GOAL
Find how many lines of the listing include the string "this", and report only that figure.

THE DATA
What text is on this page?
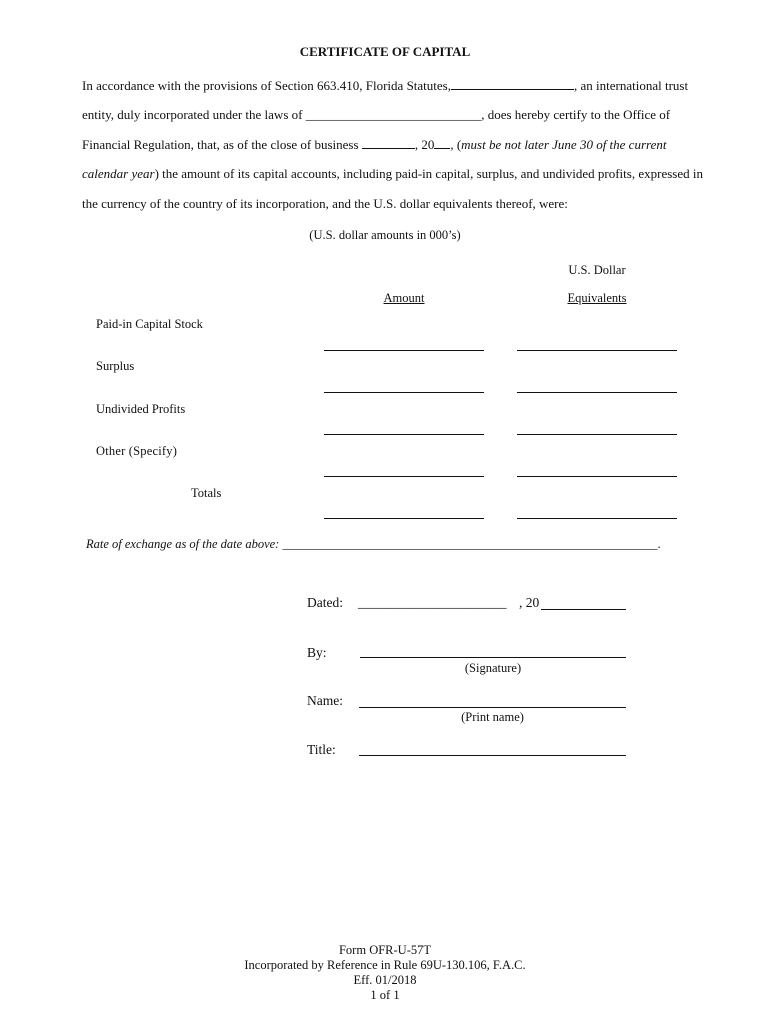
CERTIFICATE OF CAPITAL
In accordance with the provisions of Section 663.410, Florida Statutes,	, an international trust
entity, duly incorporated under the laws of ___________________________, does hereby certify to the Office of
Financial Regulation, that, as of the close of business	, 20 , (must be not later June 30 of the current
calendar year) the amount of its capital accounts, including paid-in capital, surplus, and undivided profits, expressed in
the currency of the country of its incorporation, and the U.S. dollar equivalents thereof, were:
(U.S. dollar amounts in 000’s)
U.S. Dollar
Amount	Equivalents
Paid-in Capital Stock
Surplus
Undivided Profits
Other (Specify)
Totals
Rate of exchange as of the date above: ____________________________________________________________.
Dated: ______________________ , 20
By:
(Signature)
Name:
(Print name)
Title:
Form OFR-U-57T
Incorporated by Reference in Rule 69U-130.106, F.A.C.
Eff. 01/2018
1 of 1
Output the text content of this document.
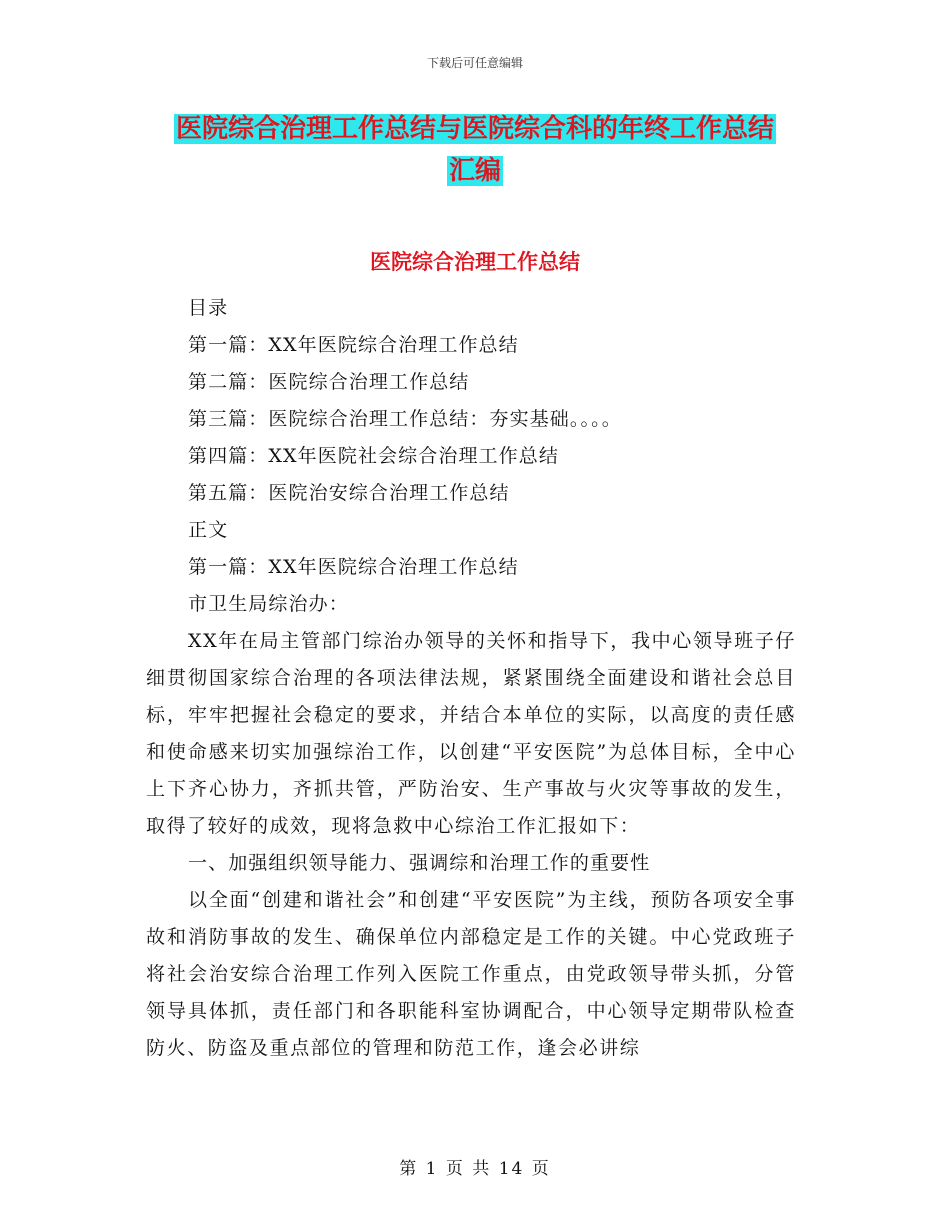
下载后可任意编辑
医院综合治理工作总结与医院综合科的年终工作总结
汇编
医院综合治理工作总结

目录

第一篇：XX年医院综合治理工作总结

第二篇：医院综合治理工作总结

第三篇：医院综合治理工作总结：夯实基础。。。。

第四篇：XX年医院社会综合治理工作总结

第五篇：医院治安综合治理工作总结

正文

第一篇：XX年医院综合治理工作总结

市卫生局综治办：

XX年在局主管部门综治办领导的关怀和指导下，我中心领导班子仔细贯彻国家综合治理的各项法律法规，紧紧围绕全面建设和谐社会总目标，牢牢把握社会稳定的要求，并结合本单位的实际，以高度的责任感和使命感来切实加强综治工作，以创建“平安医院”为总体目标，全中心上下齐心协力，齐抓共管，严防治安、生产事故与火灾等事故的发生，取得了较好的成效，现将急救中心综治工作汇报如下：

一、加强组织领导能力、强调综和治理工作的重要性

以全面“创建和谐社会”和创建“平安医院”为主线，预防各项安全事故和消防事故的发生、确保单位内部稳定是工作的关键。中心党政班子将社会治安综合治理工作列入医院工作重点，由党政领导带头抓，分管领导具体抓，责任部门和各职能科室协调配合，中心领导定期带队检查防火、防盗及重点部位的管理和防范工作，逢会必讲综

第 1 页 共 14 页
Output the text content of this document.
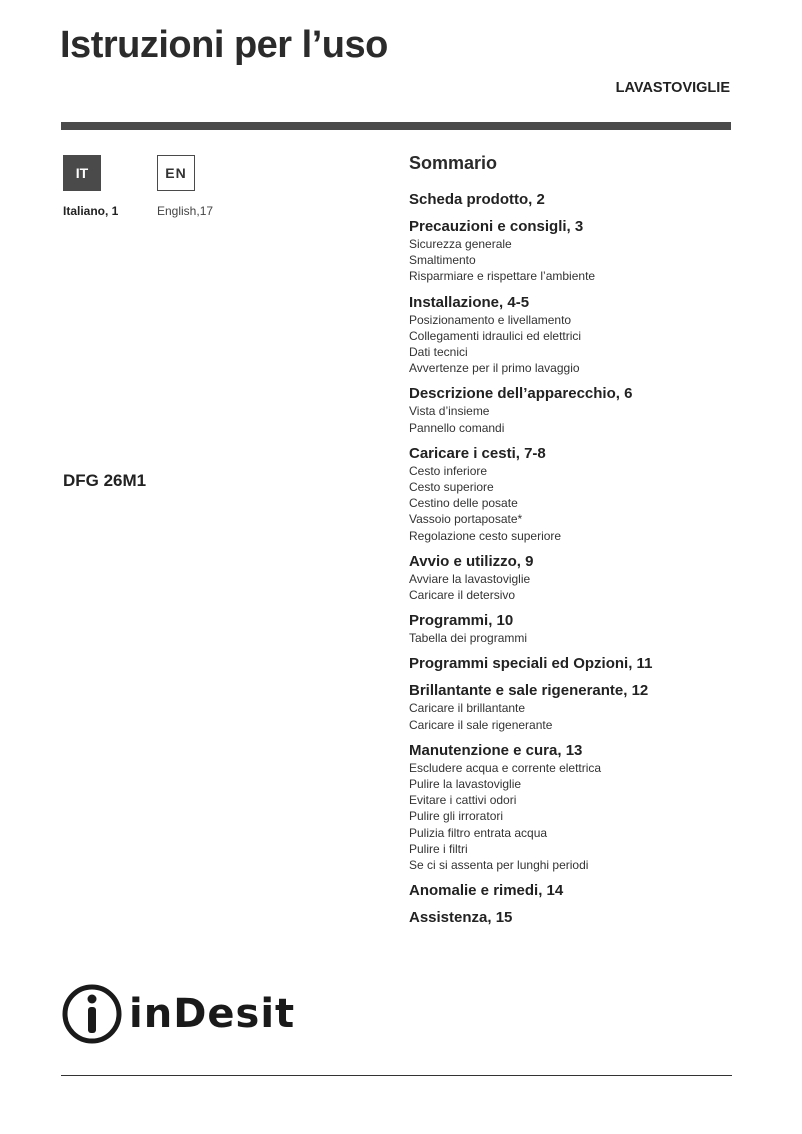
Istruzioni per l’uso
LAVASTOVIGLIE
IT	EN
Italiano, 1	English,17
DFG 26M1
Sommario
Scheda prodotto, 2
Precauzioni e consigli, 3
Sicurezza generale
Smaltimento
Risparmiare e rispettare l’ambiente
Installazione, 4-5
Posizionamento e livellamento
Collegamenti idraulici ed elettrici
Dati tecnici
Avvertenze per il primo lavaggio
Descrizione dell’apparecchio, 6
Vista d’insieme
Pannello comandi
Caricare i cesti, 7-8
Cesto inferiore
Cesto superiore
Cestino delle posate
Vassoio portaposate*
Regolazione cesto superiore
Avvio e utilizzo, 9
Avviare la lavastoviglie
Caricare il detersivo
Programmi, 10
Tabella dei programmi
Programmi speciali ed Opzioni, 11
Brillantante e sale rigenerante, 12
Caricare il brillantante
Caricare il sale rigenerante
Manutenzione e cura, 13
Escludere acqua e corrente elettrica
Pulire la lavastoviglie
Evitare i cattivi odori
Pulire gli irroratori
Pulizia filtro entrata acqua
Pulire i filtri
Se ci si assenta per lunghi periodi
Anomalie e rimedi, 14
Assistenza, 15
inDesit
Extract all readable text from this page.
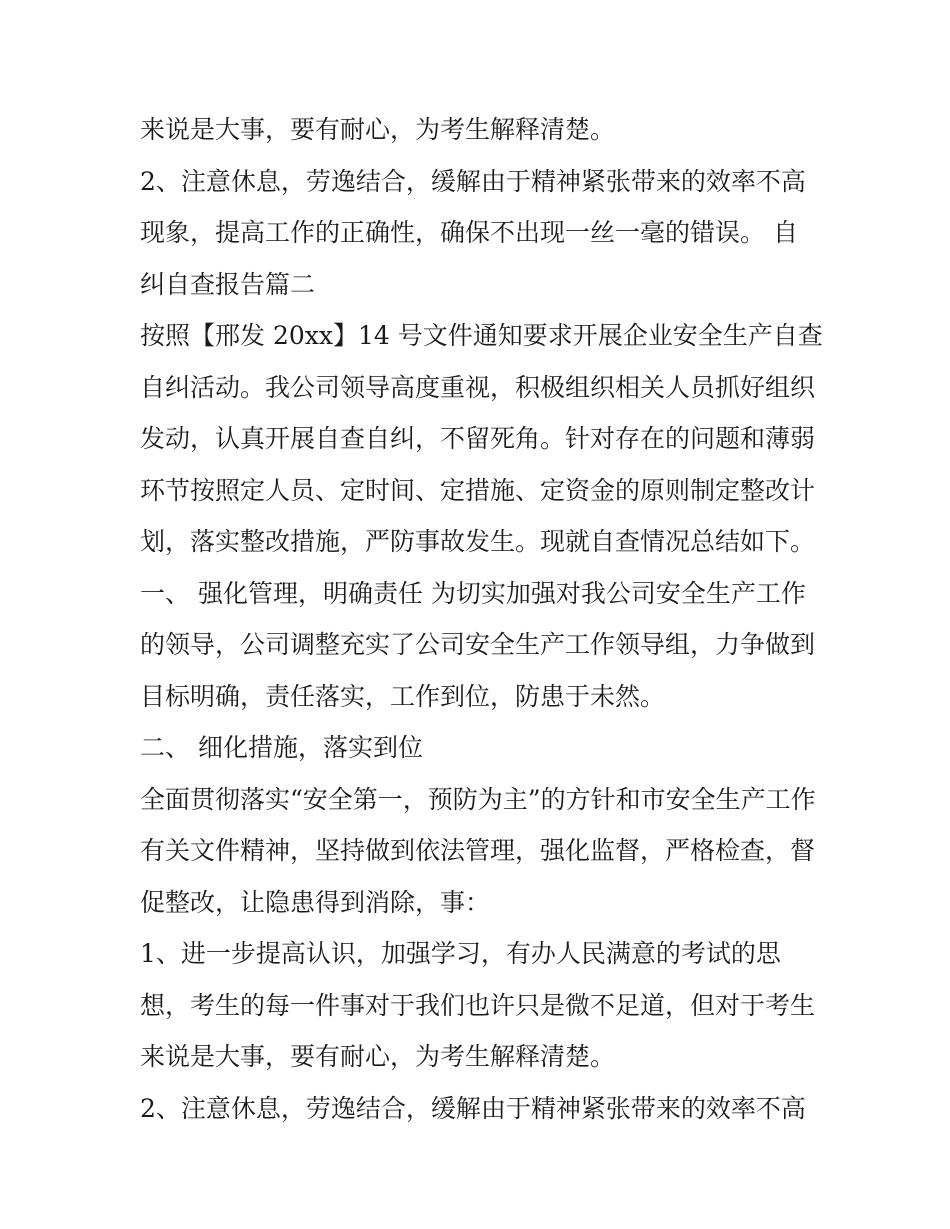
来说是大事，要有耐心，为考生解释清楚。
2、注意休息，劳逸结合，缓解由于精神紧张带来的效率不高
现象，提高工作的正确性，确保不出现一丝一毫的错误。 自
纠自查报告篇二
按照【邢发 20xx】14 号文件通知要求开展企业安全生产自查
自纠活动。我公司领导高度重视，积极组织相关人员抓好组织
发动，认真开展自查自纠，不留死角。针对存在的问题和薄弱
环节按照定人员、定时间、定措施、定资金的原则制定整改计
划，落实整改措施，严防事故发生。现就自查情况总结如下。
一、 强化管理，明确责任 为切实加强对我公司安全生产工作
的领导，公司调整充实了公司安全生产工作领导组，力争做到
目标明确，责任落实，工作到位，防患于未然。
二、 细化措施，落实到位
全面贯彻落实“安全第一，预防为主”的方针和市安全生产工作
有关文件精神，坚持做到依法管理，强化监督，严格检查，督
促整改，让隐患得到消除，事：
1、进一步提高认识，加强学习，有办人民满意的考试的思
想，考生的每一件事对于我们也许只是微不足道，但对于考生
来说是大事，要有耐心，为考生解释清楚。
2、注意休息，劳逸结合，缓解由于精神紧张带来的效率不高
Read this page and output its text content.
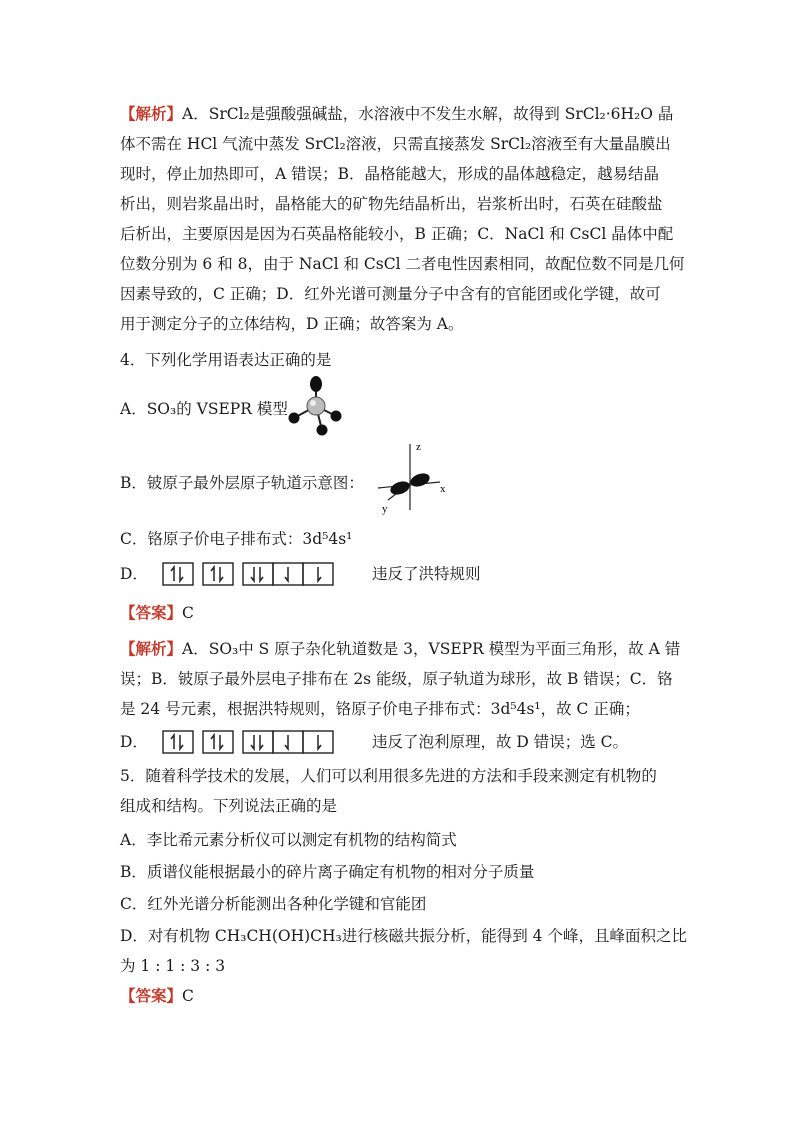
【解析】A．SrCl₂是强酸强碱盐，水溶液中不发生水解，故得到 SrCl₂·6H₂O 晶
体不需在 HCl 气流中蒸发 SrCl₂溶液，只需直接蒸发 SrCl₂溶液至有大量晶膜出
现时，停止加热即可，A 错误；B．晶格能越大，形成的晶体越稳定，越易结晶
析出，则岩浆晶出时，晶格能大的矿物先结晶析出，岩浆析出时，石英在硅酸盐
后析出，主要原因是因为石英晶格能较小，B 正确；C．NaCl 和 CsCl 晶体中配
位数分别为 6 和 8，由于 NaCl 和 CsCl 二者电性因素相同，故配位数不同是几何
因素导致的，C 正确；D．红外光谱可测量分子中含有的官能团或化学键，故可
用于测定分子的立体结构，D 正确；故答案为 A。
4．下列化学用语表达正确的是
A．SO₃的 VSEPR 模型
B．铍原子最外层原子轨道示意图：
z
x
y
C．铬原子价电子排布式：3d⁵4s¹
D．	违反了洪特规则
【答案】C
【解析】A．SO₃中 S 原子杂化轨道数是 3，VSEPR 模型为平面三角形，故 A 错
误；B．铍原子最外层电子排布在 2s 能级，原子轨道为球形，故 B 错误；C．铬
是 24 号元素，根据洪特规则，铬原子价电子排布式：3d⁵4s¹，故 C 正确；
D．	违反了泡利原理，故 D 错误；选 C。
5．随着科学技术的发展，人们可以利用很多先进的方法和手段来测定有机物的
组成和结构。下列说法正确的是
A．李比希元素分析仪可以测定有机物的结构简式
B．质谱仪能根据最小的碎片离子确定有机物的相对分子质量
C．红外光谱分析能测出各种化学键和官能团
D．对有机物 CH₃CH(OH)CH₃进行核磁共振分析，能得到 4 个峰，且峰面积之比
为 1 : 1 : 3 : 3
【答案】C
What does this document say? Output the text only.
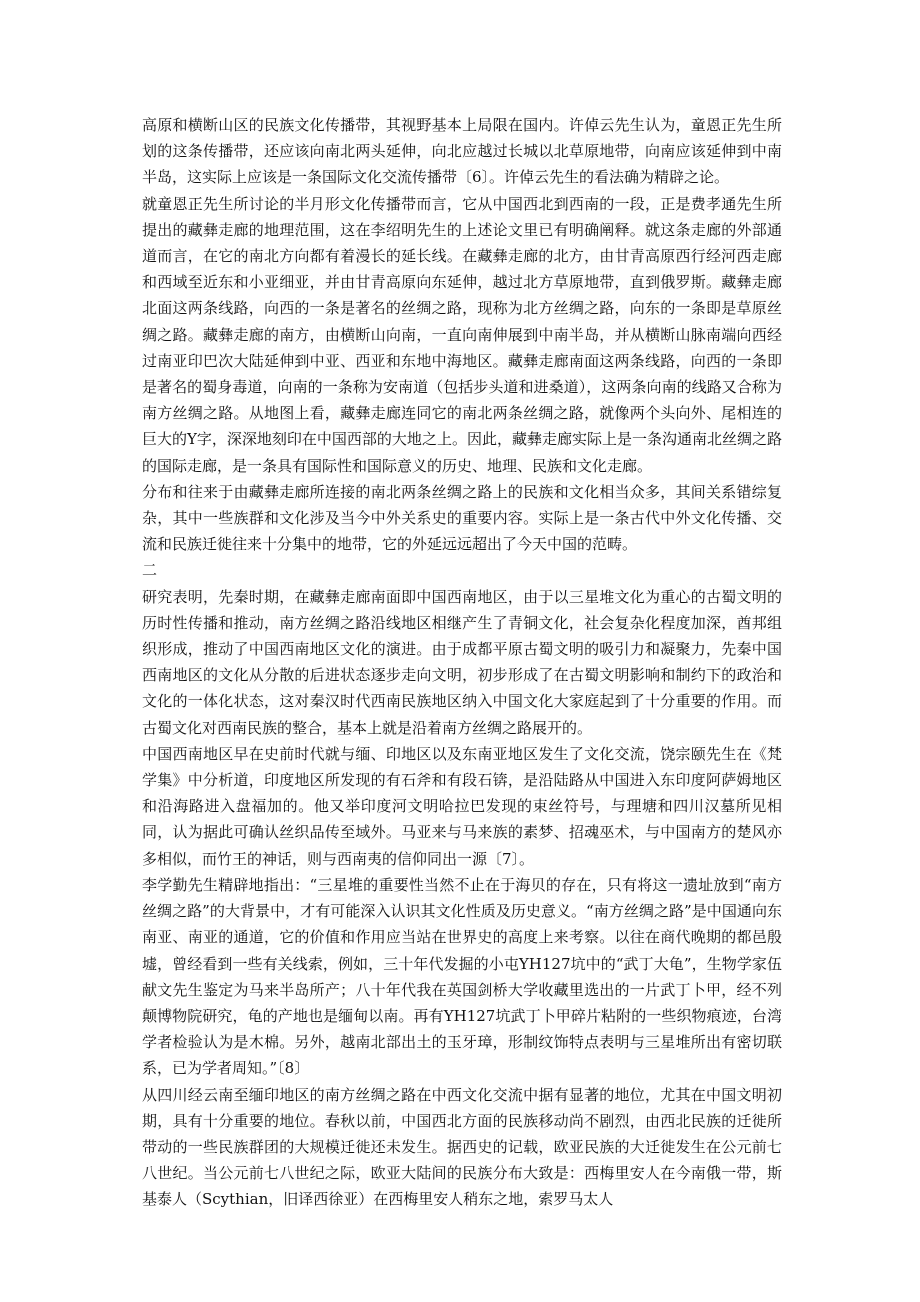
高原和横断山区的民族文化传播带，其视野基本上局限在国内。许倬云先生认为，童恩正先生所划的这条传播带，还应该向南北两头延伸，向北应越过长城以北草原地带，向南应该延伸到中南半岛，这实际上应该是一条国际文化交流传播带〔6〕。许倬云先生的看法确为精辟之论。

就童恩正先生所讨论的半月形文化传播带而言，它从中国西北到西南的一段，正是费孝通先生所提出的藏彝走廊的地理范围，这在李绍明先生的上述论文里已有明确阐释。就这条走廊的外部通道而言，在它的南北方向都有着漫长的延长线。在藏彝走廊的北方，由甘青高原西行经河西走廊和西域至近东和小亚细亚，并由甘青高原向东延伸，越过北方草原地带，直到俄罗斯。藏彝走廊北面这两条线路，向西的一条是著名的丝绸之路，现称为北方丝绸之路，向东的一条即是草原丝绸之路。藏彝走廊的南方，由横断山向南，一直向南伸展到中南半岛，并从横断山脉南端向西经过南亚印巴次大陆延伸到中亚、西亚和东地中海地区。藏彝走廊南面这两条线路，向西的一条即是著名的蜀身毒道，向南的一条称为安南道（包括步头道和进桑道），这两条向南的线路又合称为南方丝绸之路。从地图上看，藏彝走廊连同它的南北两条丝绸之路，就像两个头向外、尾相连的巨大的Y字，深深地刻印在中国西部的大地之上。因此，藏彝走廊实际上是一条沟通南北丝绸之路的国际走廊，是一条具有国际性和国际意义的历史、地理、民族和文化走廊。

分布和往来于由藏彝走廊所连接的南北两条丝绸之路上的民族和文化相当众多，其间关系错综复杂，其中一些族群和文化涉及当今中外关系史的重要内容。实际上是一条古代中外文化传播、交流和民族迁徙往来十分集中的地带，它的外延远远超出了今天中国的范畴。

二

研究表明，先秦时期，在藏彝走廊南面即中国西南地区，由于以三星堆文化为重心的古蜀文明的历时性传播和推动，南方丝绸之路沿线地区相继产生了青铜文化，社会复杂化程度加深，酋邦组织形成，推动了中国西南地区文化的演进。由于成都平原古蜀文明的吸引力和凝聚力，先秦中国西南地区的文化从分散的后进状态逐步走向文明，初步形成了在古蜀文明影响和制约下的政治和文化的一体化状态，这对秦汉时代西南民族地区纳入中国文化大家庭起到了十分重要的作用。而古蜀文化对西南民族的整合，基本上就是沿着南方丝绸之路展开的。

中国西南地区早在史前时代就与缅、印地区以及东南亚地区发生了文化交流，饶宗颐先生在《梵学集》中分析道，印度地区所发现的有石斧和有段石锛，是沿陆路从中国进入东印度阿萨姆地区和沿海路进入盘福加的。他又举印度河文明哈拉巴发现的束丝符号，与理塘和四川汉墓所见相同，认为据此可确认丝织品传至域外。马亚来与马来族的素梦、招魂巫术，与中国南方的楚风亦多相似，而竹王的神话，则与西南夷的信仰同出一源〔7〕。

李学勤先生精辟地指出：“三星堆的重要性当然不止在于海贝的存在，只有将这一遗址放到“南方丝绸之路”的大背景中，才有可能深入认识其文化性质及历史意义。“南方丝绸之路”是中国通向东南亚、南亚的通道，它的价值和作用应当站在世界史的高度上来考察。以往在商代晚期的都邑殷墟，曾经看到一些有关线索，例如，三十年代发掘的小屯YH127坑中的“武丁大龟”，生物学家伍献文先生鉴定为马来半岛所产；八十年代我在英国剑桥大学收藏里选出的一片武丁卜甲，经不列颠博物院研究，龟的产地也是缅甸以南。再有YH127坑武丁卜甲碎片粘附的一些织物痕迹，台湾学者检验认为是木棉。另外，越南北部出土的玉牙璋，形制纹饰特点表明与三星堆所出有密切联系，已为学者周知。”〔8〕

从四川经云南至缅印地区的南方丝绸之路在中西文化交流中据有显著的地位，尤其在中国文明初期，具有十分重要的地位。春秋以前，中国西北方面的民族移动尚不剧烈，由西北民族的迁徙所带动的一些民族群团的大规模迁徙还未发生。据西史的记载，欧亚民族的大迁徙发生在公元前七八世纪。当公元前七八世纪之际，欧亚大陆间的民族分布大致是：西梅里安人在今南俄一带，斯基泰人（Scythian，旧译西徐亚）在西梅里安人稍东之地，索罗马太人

ANSWER TO THE TASK
6